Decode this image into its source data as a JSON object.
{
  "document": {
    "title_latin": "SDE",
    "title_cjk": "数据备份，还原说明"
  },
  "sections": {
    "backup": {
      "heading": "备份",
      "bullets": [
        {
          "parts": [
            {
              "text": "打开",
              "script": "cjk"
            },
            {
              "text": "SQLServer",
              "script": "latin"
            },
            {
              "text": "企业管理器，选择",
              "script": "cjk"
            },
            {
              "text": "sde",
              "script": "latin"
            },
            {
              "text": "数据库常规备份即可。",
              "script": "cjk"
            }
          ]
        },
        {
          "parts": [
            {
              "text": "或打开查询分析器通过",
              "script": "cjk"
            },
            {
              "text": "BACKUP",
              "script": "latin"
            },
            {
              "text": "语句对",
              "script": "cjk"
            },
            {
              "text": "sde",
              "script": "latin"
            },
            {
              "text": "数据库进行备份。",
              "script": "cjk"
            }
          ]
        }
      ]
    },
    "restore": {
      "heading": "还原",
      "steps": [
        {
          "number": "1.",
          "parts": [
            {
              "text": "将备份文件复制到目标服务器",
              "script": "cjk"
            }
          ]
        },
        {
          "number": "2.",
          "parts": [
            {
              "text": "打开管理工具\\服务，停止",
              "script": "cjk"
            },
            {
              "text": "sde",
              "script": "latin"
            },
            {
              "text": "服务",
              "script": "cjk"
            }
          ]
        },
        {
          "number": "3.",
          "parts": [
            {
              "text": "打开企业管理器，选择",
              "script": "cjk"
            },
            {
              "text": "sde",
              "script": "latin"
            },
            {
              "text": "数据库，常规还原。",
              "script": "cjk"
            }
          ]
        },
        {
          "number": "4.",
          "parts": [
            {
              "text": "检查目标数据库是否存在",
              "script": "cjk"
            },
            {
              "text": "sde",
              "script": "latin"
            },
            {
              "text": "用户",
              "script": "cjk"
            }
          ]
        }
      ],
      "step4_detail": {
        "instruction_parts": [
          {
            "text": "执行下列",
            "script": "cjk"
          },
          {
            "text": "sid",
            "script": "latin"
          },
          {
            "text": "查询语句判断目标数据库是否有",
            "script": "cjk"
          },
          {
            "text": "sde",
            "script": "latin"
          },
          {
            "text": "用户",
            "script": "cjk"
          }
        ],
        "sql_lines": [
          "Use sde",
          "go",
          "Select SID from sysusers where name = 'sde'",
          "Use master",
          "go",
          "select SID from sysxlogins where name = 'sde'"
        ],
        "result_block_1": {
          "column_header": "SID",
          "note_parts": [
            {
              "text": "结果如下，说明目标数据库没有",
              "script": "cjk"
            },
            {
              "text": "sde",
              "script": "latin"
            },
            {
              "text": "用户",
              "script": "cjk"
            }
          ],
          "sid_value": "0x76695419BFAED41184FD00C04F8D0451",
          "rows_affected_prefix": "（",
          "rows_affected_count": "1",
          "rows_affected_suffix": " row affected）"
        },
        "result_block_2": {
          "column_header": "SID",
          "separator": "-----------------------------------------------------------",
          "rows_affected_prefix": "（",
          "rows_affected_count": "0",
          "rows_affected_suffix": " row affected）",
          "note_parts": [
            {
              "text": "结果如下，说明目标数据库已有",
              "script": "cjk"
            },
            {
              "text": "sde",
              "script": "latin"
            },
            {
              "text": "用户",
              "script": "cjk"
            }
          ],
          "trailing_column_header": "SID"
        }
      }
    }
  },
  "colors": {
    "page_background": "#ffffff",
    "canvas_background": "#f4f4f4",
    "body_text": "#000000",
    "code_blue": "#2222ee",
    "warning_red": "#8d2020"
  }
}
---
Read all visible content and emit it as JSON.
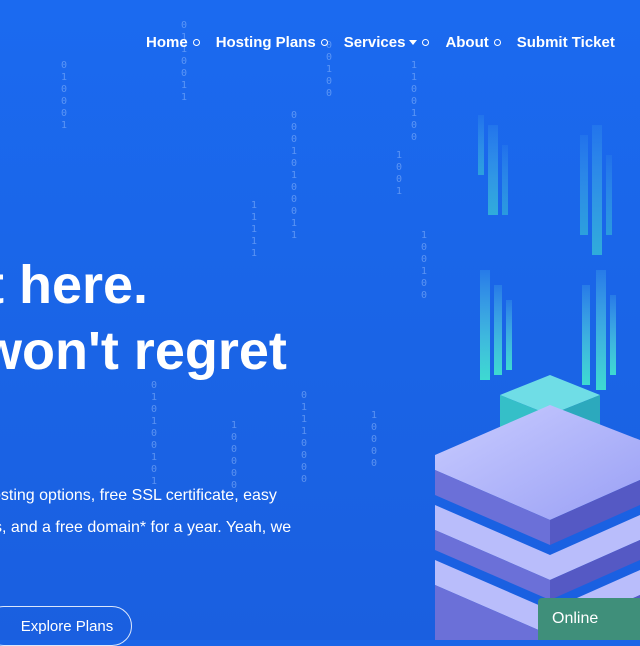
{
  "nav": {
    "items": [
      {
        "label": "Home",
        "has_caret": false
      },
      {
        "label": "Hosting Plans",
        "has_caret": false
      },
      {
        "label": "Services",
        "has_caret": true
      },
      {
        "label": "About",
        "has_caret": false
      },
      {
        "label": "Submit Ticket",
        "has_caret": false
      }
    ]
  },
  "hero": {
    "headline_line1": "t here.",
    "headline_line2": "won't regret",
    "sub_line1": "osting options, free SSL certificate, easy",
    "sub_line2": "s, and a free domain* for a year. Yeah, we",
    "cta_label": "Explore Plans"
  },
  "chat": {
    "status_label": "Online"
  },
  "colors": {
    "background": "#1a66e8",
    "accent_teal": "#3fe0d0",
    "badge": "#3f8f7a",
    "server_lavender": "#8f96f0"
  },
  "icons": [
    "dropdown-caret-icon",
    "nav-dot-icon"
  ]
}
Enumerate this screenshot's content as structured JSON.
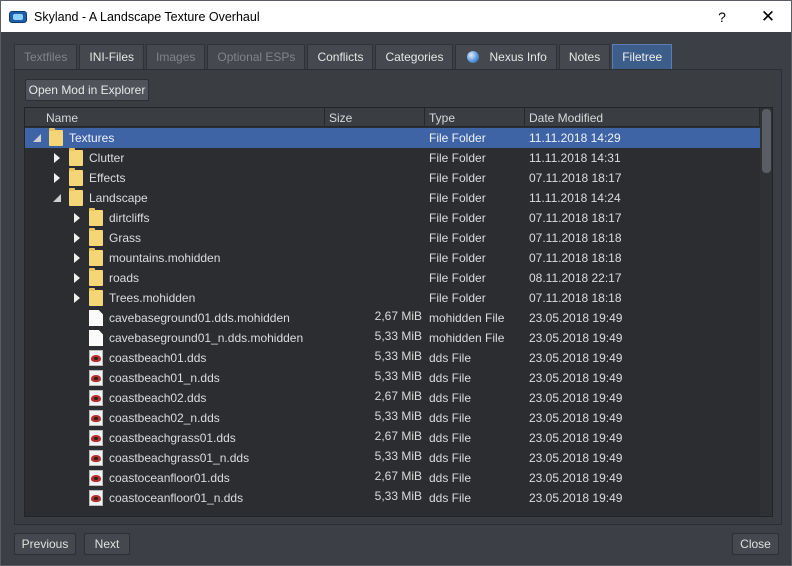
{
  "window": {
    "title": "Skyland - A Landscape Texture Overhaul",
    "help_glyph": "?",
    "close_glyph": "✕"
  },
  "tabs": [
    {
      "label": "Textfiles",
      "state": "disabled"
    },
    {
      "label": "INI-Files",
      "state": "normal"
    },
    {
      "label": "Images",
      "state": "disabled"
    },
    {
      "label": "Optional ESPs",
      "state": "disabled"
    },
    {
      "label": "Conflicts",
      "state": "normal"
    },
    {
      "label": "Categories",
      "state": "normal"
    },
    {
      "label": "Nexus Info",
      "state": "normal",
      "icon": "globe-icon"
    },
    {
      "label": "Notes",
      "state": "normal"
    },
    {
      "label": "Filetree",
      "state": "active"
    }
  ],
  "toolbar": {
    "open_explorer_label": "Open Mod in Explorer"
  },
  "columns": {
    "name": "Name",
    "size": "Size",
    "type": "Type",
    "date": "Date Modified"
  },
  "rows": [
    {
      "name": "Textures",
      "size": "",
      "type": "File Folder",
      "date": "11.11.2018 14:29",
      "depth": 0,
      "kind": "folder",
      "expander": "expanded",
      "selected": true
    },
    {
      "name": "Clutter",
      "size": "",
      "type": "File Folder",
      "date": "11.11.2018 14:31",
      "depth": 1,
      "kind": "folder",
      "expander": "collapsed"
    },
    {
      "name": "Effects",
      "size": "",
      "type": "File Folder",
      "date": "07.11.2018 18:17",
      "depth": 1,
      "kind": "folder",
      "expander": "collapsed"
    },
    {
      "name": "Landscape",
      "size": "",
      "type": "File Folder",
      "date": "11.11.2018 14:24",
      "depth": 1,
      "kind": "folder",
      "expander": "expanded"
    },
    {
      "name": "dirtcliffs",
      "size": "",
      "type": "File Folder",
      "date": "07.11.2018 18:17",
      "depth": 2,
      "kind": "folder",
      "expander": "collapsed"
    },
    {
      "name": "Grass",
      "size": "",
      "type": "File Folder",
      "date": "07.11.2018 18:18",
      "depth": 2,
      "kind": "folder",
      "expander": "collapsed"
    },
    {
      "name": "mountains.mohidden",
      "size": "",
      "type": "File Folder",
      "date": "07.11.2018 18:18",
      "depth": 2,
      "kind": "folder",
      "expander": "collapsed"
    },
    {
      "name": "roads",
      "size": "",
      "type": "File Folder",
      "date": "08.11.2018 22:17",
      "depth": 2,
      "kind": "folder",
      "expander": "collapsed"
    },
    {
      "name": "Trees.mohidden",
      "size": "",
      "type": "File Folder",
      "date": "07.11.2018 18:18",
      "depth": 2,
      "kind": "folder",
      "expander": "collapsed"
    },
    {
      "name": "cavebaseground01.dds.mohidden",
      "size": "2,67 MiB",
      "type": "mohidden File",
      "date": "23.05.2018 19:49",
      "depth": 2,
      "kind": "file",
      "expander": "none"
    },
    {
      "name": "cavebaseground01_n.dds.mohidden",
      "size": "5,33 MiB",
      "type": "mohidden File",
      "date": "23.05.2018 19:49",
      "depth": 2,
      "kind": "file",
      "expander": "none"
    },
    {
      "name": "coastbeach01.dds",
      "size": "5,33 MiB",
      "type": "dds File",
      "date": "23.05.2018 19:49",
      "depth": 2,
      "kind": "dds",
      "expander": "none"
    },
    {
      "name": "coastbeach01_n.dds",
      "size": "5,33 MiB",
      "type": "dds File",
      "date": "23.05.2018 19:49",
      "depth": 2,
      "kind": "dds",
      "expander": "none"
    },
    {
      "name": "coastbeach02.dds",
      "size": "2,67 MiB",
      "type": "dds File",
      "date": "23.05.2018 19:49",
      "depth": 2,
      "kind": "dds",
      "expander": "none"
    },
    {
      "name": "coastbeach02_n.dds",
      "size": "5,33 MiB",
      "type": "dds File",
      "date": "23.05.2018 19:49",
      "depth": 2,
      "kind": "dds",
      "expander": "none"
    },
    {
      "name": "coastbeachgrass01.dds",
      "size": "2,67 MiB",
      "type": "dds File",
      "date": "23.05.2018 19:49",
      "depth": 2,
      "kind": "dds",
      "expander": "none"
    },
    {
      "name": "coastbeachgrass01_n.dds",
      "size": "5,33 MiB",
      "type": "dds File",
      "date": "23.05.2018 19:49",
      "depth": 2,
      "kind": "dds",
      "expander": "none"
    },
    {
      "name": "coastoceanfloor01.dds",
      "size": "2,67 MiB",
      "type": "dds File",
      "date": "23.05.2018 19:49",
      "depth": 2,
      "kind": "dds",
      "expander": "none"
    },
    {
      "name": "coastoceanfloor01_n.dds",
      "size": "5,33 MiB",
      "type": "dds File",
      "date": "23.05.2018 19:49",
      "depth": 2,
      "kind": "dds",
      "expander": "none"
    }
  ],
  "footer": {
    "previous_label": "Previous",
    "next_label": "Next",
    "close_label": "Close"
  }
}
...
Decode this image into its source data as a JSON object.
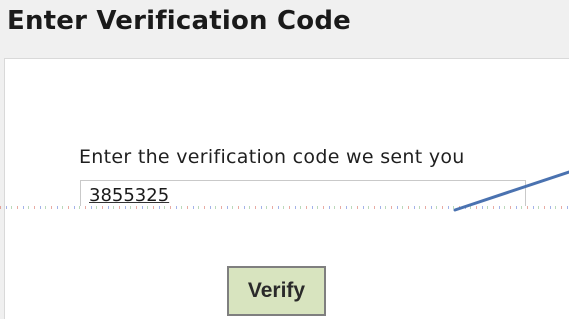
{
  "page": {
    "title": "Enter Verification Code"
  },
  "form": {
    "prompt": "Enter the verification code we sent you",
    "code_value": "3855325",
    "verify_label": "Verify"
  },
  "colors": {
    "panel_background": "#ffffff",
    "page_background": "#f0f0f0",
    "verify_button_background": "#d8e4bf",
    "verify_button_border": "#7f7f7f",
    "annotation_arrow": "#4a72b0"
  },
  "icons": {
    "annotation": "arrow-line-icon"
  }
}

■ Stated problem
In the records above, collect each line with "from".

■ Worked answer
          "Select SID from sysusers where name = 'sde'",
          "select SID from sysxlogins where name = 'sde'"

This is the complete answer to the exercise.